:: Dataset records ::
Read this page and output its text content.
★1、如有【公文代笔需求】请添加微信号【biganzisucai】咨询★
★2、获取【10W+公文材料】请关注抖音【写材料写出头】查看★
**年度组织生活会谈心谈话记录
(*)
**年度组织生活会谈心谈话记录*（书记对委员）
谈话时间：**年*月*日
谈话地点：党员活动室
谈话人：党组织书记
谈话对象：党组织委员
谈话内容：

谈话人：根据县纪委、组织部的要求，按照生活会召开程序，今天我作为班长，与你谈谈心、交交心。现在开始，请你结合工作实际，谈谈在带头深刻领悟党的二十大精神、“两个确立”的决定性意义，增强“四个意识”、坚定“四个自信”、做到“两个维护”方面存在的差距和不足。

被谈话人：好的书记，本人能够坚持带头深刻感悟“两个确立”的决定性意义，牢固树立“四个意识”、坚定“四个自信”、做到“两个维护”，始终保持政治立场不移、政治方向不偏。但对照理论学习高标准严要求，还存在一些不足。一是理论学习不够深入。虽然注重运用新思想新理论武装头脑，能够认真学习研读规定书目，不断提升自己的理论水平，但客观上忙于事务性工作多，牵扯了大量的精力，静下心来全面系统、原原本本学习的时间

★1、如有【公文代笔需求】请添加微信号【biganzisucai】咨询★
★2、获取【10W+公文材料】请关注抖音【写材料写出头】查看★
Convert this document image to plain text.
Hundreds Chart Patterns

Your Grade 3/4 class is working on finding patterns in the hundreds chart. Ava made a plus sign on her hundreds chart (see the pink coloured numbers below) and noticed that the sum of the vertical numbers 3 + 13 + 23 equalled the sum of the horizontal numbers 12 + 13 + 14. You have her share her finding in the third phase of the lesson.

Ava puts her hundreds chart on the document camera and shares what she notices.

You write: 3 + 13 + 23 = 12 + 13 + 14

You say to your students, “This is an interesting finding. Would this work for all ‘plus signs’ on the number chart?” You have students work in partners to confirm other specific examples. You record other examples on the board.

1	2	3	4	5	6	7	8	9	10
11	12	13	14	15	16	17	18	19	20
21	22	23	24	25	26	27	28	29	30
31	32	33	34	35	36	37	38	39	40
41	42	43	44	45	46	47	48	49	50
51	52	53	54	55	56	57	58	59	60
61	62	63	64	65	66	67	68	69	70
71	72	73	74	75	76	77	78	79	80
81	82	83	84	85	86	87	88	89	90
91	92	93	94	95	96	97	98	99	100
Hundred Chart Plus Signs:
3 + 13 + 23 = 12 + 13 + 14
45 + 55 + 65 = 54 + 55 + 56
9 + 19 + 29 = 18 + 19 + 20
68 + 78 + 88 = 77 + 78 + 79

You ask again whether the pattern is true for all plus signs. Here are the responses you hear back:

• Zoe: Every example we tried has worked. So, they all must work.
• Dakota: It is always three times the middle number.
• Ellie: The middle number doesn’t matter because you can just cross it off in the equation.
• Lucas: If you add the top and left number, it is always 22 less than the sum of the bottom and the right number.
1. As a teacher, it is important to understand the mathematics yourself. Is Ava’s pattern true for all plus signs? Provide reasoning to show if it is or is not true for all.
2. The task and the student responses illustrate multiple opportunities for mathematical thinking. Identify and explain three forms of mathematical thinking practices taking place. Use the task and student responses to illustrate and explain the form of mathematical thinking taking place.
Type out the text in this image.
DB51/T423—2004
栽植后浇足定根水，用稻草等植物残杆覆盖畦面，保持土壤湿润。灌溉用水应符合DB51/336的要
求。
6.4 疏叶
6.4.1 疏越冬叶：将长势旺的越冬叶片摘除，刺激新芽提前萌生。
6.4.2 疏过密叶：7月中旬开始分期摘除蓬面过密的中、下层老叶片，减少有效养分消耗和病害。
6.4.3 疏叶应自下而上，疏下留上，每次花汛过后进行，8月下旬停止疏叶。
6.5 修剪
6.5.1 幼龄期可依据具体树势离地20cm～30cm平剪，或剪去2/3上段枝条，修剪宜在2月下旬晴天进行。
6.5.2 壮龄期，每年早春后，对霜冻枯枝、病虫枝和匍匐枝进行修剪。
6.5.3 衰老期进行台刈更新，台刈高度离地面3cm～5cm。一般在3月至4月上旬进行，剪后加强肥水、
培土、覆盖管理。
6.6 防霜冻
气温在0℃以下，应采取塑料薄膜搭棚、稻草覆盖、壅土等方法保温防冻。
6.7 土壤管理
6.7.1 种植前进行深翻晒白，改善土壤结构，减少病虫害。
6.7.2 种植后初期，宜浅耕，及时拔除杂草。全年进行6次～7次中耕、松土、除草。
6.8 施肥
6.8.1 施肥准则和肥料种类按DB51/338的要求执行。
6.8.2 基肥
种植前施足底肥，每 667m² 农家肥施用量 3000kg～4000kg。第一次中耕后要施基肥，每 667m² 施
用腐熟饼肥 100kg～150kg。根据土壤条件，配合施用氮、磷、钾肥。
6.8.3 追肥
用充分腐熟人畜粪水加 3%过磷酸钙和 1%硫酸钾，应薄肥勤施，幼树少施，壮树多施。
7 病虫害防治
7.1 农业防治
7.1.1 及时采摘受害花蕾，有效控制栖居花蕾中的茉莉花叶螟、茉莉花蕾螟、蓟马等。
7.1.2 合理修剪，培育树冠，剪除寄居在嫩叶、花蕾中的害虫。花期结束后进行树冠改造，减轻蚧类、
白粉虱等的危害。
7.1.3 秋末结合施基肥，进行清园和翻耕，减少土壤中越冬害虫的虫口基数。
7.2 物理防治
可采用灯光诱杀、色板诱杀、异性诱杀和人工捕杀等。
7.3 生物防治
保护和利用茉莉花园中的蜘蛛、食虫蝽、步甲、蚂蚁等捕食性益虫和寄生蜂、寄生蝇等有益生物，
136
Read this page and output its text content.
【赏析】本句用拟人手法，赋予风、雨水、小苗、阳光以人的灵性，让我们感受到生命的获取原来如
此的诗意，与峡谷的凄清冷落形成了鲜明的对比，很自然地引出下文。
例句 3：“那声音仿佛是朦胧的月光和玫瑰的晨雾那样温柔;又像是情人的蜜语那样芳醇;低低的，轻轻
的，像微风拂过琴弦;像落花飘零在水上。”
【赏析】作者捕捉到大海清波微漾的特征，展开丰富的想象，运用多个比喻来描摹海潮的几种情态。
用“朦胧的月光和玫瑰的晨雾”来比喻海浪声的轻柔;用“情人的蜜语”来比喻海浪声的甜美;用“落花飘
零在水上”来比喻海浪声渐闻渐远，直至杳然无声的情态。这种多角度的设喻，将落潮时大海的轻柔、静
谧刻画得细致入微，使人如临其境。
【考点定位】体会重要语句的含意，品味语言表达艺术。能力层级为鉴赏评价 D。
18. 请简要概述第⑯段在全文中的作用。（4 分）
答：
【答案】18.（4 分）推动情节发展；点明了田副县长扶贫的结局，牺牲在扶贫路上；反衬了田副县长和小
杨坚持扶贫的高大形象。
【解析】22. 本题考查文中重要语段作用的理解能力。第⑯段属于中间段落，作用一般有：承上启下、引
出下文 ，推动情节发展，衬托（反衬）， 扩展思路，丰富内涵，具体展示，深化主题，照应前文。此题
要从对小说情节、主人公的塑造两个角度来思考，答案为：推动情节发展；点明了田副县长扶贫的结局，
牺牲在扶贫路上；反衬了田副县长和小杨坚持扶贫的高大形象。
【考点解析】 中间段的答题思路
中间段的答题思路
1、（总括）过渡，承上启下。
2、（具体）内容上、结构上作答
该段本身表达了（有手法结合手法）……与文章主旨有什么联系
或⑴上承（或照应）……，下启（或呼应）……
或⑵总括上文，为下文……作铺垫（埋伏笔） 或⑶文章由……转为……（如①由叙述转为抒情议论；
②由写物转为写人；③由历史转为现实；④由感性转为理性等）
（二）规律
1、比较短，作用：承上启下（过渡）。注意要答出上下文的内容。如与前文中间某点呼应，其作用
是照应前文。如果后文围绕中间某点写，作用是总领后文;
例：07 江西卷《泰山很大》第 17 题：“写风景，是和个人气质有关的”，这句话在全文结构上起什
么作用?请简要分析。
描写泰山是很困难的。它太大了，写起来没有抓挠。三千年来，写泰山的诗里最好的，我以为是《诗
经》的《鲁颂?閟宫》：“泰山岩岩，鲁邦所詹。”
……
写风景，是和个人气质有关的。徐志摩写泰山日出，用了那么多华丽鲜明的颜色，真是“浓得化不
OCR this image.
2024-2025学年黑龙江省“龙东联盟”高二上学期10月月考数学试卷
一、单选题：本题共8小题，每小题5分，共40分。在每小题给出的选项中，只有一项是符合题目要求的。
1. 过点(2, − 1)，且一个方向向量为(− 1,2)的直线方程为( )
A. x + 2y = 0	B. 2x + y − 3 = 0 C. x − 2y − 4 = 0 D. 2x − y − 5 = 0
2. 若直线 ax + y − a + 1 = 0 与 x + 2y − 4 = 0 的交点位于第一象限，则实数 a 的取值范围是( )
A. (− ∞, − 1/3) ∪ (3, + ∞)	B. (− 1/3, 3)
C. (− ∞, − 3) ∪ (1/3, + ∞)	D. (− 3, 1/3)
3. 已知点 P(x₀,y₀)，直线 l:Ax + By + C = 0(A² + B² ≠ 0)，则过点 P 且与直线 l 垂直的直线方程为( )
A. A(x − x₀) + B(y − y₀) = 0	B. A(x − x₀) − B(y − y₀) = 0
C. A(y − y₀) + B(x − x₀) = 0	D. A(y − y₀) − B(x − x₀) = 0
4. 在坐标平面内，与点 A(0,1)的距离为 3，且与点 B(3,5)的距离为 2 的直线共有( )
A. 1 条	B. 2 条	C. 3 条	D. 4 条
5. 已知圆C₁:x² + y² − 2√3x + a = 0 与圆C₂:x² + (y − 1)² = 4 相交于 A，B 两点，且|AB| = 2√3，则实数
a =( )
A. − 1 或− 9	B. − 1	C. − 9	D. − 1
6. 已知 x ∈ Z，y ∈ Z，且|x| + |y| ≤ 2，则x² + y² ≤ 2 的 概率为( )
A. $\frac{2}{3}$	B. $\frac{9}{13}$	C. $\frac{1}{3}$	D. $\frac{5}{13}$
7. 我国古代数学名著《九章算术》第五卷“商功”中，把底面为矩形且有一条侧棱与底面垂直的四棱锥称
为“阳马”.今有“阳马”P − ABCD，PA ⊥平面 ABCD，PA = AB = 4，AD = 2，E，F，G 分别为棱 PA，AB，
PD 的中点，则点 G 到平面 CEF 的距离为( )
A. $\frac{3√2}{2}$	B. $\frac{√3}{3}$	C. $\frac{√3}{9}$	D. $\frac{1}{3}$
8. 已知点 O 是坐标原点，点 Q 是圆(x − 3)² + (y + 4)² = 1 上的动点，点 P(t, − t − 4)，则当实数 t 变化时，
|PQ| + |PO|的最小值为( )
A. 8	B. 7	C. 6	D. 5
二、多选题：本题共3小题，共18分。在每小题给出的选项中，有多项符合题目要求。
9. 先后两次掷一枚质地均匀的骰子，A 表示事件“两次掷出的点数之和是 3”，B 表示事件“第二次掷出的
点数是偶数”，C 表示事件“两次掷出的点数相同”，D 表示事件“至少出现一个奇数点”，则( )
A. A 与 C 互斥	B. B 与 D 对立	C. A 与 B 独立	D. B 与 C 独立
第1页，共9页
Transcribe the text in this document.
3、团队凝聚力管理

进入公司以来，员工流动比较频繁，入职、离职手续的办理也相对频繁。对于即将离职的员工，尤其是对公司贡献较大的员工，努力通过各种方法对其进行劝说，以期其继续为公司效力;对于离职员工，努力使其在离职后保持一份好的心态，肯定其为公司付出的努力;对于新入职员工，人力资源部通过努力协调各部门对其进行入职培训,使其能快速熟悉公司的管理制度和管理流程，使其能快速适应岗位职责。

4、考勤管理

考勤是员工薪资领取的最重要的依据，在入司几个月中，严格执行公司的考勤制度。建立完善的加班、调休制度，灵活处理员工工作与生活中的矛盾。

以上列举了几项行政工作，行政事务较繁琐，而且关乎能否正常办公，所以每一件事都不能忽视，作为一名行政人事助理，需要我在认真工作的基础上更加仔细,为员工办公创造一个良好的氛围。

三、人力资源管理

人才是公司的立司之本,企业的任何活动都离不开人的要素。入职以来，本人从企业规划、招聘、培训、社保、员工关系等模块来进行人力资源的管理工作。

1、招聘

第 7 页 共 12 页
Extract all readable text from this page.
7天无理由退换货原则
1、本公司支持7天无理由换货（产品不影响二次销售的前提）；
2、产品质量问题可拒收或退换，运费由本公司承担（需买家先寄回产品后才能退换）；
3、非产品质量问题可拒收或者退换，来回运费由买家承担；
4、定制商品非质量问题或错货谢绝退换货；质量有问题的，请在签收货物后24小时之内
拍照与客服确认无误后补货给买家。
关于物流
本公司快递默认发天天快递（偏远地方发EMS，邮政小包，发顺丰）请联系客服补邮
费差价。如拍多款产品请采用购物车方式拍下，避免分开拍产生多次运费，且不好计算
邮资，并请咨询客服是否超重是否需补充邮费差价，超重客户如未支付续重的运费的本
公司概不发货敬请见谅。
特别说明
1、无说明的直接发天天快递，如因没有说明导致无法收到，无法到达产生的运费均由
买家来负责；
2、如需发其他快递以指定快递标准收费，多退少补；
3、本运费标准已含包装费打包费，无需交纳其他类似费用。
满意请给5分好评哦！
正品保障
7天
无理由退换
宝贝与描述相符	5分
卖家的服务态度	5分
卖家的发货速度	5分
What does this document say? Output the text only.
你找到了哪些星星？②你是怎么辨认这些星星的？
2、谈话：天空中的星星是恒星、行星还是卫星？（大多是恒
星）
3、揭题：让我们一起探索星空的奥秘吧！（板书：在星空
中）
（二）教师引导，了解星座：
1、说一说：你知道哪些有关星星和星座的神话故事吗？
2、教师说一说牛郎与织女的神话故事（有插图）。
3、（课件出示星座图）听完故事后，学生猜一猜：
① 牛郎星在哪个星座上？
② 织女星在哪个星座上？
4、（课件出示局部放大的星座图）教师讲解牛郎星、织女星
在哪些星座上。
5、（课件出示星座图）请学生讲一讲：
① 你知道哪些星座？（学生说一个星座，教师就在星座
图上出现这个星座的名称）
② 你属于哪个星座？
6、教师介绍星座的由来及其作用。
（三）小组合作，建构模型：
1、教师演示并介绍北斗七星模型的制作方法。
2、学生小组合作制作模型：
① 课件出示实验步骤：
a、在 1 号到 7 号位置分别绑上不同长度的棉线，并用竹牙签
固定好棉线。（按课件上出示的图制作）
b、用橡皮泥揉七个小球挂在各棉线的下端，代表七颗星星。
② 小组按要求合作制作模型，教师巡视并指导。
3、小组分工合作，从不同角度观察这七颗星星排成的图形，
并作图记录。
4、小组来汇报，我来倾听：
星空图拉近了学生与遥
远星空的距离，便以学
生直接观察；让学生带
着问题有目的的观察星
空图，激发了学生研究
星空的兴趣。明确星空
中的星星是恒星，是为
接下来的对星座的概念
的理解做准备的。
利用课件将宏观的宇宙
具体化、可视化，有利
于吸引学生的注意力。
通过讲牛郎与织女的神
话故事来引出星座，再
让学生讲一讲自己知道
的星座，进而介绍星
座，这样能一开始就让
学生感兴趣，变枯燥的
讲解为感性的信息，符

:: PROBLEM DESCRIPTION ::
Pull out every line of the entries that includes the word "两个维护".

:: TASK RESULT ::
谈话人：根据县纪委、组织部的要求，按照生活会召开程序，今天我作为班长，与你谈谈心、交交心。现在开始，请你结合工作实际，谈谈在带头深刻领悟党的二十大精神、“两个确立”的决定性意义，增强“四个意识”、坚定“四个自信”、做到“两个维护”方面存在的差距和不足。
被谈话人：好的书记，本人能够坚持带头深刻感悟“两个确立”的决定性意义，牢固树立“四个意识”、坚定“四个自信”、做到“两个维护”，始终保持政治立场不移、政治方向不偏。但对照理论学习高标准严要求，还存在一些不足。一是理论学习不够深入。虽然注重运用新思想新理论武装头脑，能够认真学习研读规定书目，不断提升自己的理论水平，但客观上忙于事务性工作多，牵扯了大量的精力，静下心来全面系统、原原本本学习的时间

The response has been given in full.